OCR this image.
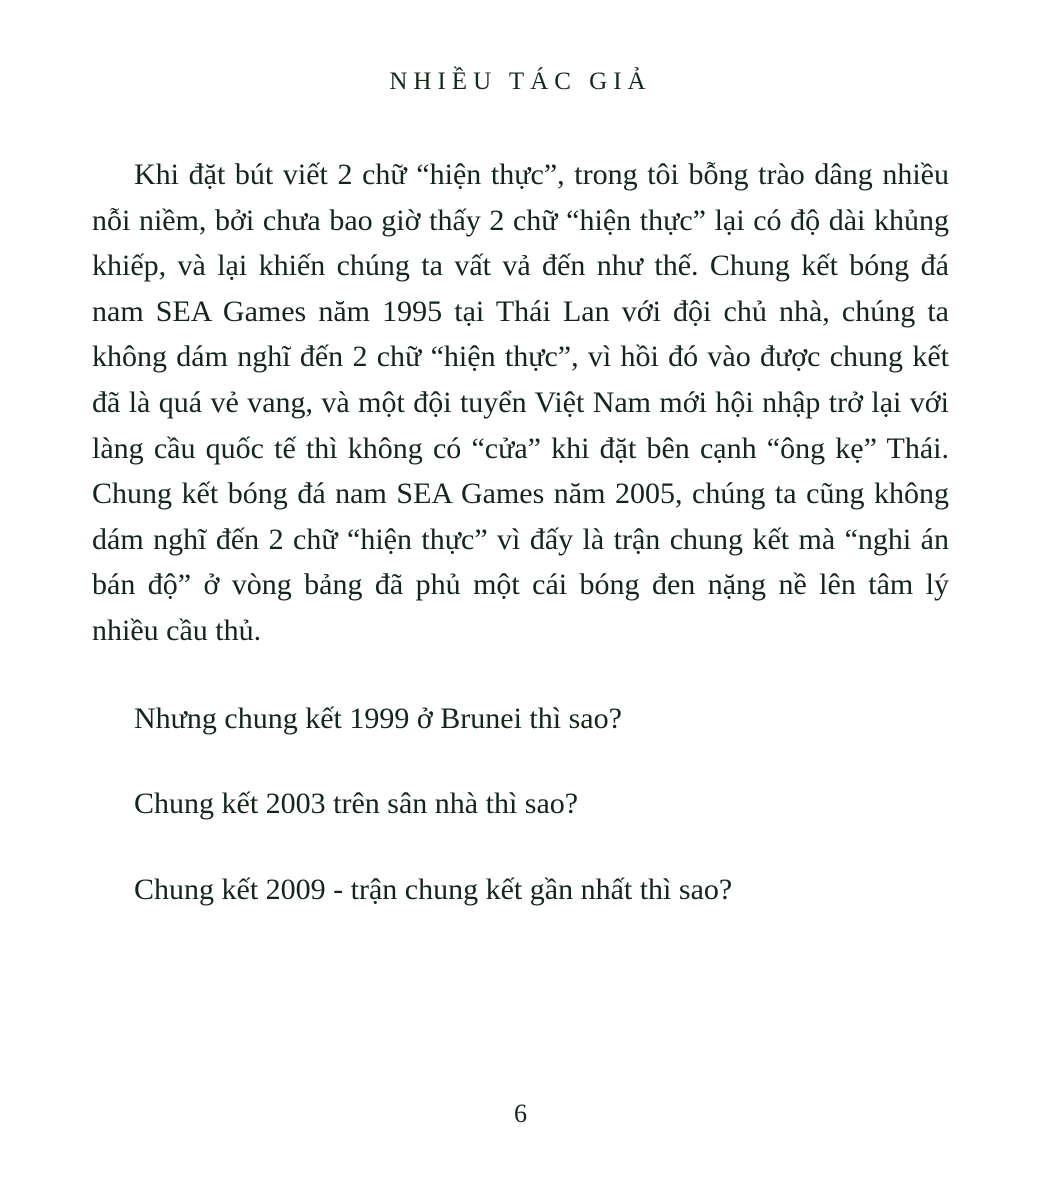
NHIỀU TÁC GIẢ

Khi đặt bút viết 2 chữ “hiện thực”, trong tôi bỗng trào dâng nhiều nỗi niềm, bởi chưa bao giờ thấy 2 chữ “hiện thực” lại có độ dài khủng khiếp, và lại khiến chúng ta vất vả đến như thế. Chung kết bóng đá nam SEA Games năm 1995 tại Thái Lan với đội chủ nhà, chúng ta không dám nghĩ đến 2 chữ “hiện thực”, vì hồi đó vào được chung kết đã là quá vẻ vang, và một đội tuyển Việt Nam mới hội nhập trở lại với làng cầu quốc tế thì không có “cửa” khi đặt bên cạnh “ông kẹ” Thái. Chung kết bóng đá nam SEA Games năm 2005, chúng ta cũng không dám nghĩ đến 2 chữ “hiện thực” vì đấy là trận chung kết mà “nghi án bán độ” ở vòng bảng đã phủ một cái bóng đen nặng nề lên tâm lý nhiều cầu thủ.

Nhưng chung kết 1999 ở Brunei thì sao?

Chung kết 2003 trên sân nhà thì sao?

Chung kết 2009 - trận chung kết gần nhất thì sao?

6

==

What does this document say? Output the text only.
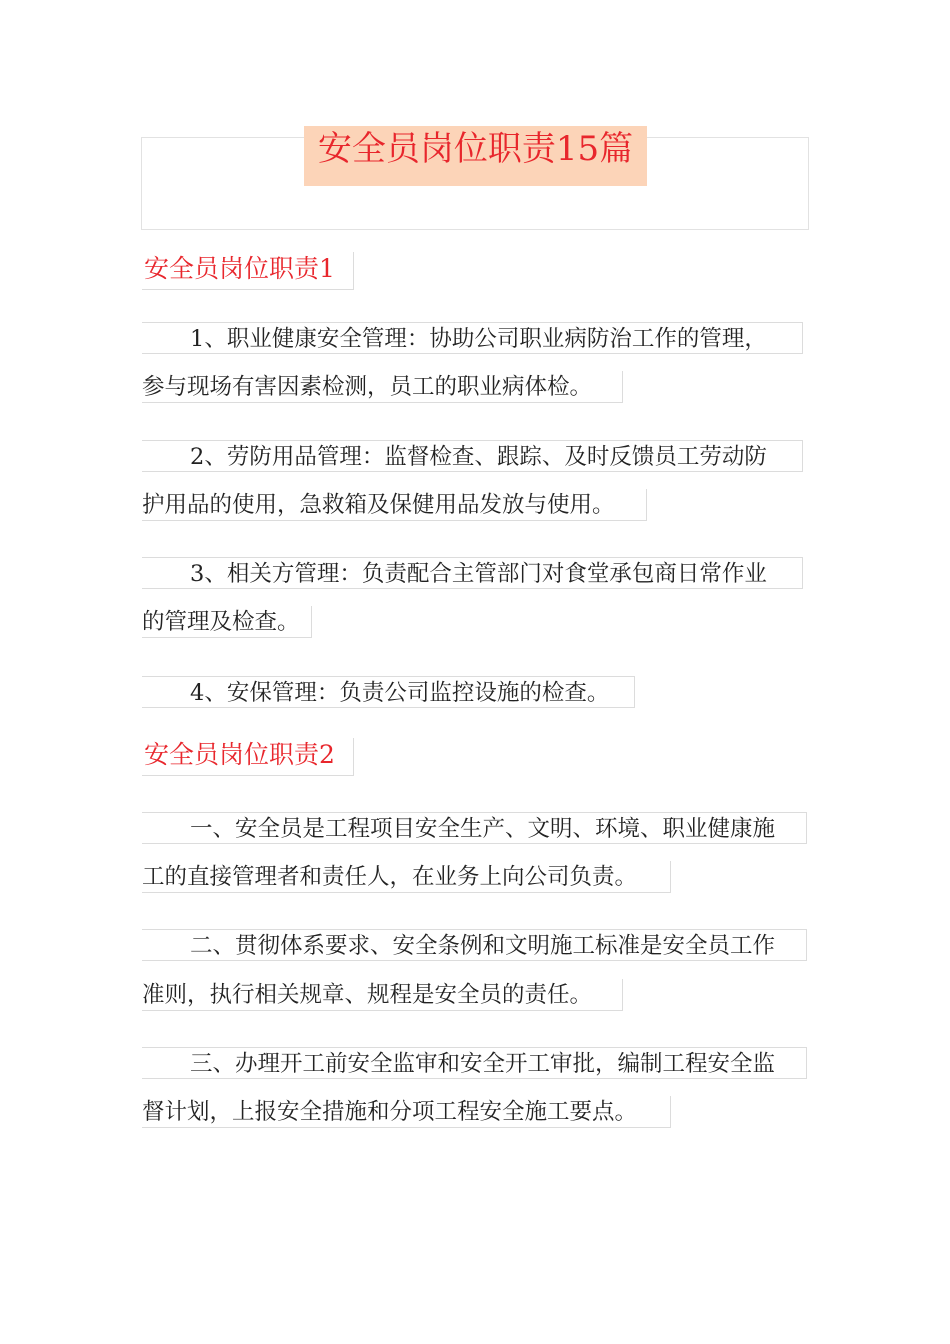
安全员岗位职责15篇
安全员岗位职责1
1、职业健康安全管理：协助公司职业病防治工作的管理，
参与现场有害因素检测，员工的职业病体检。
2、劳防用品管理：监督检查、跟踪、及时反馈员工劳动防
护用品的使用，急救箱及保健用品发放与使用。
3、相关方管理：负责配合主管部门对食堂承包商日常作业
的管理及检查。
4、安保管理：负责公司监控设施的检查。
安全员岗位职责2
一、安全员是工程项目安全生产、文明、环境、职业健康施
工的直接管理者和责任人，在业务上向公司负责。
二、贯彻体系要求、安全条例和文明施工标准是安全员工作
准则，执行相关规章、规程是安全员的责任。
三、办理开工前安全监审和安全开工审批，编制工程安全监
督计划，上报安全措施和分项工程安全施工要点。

## WHAT IS ASKED
Pull every line containing the word "this" out of the material.

## TASK SOLUTION
OCR this image.
What does this document say? Output the text only.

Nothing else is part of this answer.